Request: Print the listing below exactly.

[BEGIN]

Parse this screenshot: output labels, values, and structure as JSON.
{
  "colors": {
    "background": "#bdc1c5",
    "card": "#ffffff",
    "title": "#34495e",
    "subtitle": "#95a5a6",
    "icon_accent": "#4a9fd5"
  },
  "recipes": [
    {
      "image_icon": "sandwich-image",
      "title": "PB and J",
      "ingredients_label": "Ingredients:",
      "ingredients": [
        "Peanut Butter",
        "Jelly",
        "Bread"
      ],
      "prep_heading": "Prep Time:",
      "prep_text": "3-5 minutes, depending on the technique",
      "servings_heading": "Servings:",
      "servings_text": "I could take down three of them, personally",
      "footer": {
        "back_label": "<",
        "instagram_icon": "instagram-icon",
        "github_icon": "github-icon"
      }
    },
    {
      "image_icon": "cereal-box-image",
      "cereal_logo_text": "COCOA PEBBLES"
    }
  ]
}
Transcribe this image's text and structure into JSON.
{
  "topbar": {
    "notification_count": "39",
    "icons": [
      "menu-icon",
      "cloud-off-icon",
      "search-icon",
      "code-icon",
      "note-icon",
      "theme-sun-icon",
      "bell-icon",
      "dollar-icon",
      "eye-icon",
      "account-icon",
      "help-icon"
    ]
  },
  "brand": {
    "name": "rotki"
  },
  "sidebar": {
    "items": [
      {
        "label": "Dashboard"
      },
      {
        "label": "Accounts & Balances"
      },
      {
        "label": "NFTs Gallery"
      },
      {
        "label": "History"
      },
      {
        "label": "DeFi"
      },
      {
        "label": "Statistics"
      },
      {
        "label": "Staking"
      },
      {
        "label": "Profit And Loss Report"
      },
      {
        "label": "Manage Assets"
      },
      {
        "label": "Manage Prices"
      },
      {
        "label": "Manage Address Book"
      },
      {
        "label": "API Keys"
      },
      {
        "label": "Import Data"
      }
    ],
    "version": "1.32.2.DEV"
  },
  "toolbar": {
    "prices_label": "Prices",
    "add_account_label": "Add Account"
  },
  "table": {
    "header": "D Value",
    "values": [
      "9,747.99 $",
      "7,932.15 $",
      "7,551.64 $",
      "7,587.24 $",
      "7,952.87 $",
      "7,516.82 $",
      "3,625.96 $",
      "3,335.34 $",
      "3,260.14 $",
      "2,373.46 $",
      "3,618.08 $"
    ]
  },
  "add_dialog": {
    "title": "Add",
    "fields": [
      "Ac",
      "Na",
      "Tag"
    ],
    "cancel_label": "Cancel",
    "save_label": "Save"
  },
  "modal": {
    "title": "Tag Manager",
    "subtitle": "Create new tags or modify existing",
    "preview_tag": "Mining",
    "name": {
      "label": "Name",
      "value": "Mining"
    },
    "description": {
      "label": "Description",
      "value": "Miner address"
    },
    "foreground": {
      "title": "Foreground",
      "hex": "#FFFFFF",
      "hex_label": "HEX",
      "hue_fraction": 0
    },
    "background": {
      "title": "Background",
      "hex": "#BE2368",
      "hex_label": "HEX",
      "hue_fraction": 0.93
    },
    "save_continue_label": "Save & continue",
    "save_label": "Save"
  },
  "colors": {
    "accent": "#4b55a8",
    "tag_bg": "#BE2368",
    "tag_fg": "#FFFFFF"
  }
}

[END]

Problem solution:
Parse this screenshot: output labels, values, and structure as JSON.
{
  "colors": {
    "background": "#bdc1c5",
    "card": "#ffffff",
    "title": "#34495e",
    "subtitle": "#95a5a6",
    "icon_accent": "#4a9fd5"
  },
  "recipes": [
    {
      "image_icon": "sandwich-image",
      "title": "PB and J",
      "ingredients_label": "Ingredients:",
      "ingredients": [
        "Peanut Butter",
        "Jelly",
        "Bread"
      ],
      "prep_heading": "Prep Time:",
      "prep_text": "3-5 minutes, depending on the technique",
      "servings_heading": "Servings:",
      "servings_text": "I could take down three of them, personally",
      "footer": {
        "back_label": "<",
        "instagram_icon": "instagram-icon",
        "github_icon": "github-icon"
      }
    },
    {
      "image_icon": "cereal-box-image",
      "cereal_logo_text": "COCOA PEBBLES"
    }
  ]
}
Transcribe this image's text and structure into JSON.
{
  "topbar": {
    "notification_count": "39",
    "icons": [
      "menu-icon",
      "cloud-off-icon",
      "search-icon",
      "code-icon",
      "note-icon",
      "theme-sun-icon",
      "bell-icon",
      "dollar-icon",
      "eye-icon",
      "account-icon",
      "help-icon"
    ]
  },
  "brand": {
    "name": "rotki"
  },
  "sidebar": {
    "items": [
      {
        "label": "Dashboard"
      },
      {
        "label": "Accounts & Balances"
      },
      {
        "label": "NFTs Gallery"
      },
      {
        "label": "History"
      },
      {
        "label": "DeFi"
      },
      {
        "label": "Statistics"
      },
      {
        "label": "Staking"
      },
      {
        "label": "Profit And Loss Report"
      },
      {
        "label": "Manage Assets"
      },
      {
        "label": "Manage Prices"
      },
      {
        "label": "Manage Address Book"
      },
      {
        "label": "API Keys"
      },
      {
        "label": "Import Data"
      }
    ],
    "version": "1.32.2.DEV"
  },
  "toolbar": {
    "prices_label": "Prices",
    "add_account_label": "Add Account"
  },
  "table": {
    "header": "D Value",
    "values": [
      "9,747.99 $",
      "7,932.15 $",
      "7,551.64 $",
      "7,587.24 $",
      "7,952.87 $",
      "7,516.82 $",
      "3,625.96 $",
      "3,335.34 $",
      "3,260.14 $",
      "2,373.46 $",
      "3,618.08 $"
    ]
  },
  "add_dialog": {
    "title": "Add",
    "fields": [
      "Ac",
      "Na",
      "Tag"
    ],
    "cancel_label": "Cancel",
    "save_label": "Save"
  },
  "modal": {
    "title": "Tag Manager",
    "subtitle": "Create new tags or modify existing",
    "preview_tag": "Mining",
    "name": {
      "label": "Name",
      "value": "Mining"
    },
    "description": {
      "label": "Description",
      "value": "Miner address"
    },
    "foreground": {
      "title": "Foreground",
      "hex": "#FFFFFF",
      "hex_label": "HEX",
      "hue_fraction": 0
    },
    "background": {
      "title": "Background",
      "hex": "#BE2368",
      "hex_label": "HEX",
      "hue_fraction": 0.93
    },
    "save_continue_label": "Save & continue",
    "save_label": "Save"
  },
  "colors": {
    "accent": "#4b55a8",
    "tag_bg": "#BE2368",
    "tag_fg": "#FFFFFF"
  }
}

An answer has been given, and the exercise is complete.